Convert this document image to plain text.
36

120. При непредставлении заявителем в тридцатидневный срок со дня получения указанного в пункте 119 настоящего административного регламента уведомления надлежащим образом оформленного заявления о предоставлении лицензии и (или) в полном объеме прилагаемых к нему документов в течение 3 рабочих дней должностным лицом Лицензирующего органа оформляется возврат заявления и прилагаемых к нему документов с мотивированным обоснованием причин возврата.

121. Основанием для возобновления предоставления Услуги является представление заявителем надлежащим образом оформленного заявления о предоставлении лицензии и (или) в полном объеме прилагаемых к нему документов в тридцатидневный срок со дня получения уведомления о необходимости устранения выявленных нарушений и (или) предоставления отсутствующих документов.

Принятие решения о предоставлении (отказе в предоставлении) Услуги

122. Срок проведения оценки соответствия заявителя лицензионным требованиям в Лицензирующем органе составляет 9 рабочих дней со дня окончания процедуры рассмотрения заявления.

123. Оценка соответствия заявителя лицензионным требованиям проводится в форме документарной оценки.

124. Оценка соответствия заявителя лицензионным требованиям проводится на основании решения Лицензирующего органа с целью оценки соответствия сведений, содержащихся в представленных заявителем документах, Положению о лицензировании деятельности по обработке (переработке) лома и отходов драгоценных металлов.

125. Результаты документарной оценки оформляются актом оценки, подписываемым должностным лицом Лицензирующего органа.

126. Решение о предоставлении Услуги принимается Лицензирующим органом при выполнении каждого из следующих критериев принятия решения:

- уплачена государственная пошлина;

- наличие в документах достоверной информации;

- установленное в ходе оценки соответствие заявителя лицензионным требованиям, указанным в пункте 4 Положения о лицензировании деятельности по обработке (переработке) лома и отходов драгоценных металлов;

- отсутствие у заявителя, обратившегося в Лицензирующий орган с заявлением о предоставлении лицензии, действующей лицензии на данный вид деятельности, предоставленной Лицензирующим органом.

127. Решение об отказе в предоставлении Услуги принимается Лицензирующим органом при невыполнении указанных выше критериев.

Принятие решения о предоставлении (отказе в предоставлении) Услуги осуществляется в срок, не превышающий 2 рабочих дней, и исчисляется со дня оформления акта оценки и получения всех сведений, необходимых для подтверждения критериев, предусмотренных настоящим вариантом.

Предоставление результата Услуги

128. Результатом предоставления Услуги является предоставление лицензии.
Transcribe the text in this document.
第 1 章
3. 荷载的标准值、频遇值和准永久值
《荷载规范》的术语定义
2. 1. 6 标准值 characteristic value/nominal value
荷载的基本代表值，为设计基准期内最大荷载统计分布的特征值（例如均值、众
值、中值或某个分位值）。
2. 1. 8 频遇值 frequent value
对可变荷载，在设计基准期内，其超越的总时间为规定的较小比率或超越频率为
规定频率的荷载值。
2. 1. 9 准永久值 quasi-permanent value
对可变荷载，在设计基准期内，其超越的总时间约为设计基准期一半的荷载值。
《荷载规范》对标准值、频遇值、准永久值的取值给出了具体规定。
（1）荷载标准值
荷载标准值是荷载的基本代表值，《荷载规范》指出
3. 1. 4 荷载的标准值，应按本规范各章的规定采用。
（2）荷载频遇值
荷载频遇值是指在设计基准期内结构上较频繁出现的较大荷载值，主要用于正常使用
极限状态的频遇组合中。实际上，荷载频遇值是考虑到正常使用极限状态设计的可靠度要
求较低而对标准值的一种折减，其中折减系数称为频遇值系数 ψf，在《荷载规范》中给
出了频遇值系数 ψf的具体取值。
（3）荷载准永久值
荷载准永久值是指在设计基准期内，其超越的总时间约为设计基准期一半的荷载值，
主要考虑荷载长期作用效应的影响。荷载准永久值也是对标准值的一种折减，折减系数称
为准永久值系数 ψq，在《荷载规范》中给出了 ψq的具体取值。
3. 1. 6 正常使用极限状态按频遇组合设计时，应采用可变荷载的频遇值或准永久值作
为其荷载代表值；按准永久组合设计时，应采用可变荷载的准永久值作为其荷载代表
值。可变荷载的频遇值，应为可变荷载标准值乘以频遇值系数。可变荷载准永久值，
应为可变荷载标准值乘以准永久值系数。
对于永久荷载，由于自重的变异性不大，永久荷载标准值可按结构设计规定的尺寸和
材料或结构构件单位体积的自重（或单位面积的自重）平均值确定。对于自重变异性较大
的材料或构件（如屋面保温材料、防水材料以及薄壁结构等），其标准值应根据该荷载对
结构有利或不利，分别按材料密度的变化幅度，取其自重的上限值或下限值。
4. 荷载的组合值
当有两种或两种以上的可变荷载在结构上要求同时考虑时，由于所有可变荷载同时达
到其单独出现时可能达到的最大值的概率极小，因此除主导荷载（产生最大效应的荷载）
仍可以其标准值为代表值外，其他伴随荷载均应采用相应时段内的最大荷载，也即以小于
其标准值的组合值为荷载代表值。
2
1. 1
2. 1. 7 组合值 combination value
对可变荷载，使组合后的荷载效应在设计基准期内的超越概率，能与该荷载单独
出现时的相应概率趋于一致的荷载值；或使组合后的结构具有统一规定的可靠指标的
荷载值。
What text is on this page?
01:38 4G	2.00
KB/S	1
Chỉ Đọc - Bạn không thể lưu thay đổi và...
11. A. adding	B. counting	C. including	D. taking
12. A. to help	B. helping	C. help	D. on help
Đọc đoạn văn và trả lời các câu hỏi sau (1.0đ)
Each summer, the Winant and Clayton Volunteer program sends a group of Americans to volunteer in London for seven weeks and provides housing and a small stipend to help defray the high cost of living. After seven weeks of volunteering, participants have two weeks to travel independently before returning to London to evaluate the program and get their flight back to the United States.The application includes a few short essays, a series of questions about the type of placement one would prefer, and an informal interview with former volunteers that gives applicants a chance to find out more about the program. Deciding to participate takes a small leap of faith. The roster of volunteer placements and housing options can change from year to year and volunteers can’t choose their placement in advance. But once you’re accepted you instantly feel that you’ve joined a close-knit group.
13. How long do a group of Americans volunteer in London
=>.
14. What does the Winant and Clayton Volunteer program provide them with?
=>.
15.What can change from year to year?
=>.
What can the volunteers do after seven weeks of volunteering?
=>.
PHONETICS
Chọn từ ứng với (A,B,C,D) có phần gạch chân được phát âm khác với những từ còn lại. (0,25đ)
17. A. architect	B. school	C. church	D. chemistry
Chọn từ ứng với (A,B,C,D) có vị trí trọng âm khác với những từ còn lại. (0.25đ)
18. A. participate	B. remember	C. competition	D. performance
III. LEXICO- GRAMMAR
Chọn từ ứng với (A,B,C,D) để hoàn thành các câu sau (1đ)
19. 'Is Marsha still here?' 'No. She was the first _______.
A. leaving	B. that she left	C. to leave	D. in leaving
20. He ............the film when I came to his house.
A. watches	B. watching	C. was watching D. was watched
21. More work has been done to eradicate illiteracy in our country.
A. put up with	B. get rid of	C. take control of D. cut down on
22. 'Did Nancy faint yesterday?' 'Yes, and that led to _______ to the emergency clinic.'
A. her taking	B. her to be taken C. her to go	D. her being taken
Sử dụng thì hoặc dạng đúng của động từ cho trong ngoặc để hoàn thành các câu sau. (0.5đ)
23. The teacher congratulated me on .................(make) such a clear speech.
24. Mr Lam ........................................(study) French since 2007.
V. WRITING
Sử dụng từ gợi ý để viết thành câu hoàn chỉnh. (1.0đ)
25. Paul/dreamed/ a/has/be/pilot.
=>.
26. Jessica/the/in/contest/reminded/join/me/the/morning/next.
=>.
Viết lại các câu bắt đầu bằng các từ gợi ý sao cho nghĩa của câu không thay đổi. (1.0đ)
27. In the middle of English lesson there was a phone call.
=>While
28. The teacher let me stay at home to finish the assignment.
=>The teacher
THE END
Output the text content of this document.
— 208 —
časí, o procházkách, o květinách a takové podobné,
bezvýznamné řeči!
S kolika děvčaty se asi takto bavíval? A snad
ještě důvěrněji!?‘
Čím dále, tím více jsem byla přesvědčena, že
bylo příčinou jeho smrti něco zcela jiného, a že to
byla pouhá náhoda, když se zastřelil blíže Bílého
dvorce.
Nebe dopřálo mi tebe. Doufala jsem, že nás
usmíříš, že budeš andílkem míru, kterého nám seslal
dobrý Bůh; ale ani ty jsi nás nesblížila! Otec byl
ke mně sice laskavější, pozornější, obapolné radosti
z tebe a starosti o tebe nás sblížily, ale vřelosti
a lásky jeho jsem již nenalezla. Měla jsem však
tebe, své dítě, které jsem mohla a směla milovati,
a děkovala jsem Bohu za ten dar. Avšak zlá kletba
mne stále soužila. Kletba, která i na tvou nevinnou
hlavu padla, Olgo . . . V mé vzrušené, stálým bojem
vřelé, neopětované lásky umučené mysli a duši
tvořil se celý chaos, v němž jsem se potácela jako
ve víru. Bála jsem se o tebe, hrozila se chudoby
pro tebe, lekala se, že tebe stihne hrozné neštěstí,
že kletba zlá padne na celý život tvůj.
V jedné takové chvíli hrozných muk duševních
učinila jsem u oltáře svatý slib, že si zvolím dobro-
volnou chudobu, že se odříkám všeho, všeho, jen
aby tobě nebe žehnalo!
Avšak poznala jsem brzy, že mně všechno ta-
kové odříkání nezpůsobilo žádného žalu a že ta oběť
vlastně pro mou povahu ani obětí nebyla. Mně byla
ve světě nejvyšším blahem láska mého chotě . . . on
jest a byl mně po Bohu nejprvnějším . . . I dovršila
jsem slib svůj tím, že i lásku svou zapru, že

## TO DO:
Copy each line of the data that contains the word "Chọn".

## COMPLETE RESPONSE:
Chọn từ ứng với (A,B,C,D) có phần gạch chân được phát âm khác với những từ còn lại. (0,25đ)
Chọn từ ứng với (A,B,C,D) có vị trí trọng âm khác với những từ còn lại. (0.25đ)
Chọn từ ứng với (A,B,C,D) để hoàn thành các câu sau (1đ)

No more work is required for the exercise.